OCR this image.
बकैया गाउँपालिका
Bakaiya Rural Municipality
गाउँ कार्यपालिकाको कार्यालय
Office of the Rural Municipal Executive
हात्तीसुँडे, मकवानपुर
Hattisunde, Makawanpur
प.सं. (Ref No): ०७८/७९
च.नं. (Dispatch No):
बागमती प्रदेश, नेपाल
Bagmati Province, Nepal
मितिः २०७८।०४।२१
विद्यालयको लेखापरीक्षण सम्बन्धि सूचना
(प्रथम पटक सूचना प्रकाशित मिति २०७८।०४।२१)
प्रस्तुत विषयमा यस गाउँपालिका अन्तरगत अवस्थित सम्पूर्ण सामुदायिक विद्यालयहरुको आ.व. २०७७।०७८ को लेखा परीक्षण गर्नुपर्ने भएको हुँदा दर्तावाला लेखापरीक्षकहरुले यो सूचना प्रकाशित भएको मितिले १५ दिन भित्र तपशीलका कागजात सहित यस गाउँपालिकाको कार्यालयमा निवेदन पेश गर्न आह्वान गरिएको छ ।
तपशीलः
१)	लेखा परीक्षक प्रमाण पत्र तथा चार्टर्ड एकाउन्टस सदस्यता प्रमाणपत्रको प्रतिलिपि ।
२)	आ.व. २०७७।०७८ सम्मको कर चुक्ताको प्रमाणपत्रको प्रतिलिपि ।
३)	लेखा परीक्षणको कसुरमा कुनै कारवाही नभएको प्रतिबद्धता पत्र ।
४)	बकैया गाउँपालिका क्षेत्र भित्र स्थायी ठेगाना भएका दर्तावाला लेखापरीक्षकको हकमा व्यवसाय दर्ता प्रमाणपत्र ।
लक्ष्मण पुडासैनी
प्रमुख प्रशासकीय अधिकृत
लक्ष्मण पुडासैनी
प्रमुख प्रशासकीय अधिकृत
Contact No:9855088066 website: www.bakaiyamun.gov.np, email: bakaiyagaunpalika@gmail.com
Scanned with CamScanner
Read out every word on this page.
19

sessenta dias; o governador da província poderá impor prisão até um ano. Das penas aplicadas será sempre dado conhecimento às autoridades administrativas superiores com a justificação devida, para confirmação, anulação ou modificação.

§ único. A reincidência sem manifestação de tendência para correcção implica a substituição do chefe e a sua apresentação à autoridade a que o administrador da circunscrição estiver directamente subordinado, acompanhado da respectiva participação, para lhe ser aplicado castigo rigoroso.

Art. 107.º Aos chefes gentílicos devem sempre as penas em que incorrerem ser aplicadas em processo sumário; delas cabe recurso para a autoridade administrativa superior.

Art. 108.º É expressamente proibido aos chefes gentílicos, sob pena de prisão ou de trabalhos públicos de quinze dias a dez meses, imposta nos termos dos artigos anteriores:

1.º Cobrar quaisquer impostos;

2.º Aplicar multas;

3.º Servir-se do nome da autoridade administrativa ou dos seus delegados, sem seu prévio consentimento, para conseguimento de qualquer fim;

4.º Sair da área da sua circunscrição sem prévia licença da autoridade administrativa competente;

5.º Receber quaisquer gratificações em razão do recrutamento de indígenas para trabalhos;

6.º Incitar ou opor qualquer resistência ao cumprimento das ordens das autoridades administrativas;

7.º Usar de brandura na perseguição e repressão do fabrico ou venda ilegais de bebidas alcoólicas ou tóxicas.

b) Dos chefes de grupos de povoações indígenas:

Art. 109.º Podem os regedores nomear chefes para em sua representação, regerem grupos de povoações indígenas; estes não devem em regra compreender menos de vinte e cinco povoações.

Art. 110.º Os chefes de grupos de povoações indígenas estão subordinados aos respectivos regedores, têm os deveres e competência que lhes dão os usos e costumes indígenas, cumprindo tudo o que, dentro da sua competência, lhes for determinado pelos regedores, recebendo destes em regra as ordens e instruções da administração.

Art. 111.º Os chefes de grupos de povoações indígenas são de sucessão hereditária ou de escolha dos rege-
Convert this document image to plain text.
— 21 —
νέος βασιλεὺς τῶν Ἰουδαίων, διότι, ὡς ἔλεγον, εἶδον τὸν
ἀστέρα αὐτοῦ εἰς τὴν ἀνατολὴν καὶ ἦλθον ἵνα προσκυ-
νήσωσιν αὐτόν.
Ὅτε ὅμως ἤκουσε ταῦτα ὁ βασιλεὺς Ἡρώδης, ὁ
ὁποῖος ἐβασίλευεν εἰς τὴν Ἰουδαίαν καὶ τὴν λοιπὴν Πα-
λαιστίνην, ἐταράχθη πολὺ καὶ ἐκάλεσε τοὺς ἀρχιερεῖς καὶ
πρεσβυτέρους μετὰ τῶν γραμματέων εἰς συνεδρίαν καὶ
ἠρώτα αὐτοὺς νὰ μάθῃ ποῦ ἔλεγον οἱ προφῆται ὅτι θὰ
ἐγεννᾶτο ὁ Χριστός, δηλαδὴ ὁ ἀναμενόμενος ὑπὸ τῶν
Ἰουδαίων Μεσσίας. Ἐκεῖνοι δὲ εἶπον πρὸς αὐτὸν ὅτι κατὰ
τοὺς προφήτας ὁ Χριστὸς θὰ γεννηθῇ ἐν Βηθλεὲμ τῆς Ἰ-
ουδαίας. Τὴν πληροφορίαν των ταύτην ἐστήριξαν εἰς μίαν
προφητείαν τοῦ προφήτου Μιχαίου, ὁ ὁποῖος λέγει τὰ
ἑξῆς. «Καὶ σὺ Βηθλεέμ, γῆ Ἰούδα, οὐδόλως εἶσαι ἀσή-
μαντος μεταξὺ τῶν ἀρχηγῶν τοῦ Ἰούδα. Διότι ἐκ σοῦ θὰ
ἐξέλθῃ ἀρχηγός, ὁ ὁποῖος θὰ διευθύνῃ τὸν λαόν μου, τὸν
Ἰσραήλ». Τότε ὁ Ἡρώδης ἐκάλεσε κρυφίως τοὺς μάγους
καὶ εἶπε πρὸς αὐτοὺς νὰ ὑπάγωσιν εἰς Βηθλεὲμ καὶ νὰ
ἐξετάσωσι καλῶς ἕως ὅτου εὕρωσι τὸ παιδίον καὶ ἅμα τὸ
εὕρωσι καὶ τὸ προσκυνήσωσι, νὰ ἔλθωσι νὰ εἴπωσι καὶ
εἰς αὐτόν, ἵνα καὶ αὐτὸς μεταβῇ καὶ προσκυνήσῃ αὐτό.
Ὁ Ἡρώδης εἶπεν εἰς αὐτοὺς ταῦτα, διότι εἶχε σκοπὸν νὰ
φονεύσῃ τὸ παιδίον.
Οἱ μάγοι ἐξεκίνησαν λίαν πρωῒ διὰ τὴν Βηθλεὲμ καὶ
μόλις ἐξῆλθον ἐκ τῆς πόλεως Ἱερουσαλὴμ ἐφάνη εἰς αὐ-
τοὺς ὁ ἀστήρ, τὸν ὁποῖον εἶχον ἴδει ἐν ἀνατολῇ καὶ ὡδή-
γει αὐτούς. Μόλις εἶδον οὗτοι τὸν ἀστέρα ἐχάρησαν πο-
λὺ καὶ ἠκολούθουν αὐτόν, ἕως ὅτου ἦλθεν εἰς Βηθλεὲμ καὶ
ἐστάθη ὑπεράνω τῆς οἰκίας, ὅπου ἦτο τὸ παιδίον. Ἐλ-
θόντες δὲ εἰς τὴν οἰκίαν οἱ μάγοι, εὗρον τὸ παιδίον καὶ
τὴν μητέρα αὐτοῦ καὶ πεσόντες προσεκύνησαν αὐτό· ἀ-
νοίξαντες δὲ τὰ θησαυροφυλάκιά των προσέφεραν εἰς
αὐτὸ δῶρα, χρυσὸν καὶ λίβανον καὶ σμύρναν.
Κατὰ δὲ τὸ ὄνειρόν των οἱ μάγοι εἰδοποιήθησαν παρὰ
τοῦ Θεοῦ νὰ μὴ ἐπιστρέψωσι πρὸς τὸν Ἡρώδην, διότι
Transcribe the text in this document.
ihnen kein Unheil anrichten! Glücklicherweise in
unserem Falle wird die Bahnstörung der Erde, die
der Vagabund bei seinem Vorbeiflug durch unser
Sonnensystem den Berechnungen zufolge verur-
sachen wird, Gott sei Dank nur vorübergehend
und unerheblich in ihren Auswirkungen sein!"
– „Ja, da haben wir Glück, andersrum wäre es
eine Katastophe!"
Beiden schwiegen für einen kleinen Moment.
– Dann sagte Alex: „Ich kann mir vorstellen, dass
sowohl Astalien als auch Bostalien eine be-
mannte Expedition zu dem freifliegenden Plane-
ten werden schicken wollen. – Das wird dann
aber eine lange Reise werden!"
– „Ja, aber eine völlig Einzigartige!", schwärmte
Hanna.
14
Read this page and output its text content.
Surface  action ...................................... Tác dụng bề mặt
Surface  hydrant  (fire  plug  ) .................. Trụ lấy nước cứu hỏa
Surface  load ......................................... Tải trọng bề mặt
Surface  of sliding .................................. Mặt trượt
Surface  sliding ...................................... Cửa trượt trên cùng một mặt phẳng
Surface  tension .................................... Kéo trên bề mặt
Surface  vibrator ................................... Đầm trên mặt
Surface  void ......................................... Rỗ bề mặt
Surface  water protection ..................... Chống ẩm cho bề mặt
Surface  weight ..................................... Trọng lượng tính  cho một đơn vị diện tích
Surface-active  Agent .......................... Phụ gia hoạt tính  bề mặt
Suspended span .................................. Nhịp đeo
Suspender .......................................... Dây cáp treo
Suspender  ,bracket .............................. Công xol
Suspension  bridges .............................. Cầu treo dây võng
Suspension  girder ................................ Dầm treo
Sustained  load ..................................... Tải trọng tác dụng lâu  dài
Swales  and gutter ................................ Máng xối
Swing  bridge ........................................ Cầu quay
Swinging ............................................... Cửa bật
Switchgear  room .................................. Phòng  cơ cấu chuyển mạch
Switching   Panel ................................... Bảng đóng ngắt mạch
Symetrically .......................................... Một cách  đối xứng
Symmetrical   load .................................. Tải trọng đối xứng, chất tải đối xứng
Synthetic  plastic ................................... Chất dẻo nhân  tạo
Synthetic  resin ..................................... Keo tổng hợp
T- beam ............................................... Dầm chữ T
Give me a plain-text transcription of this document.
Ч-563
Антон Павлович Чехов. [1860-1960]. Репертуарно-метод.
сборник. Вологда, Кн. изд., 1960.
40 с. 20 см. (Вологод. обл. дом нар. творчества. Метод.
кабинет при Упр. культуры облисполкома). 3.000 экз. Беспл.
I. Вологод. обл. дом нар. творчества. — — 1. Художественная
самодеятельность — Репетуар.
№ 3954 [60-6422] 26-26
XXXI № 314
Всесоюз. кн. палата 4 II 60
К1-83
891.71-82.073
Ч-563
____________
**What the task asks**. Of the lines in the material above, state how many contain the string "circunscrição"; give no other text.

**The output**. 2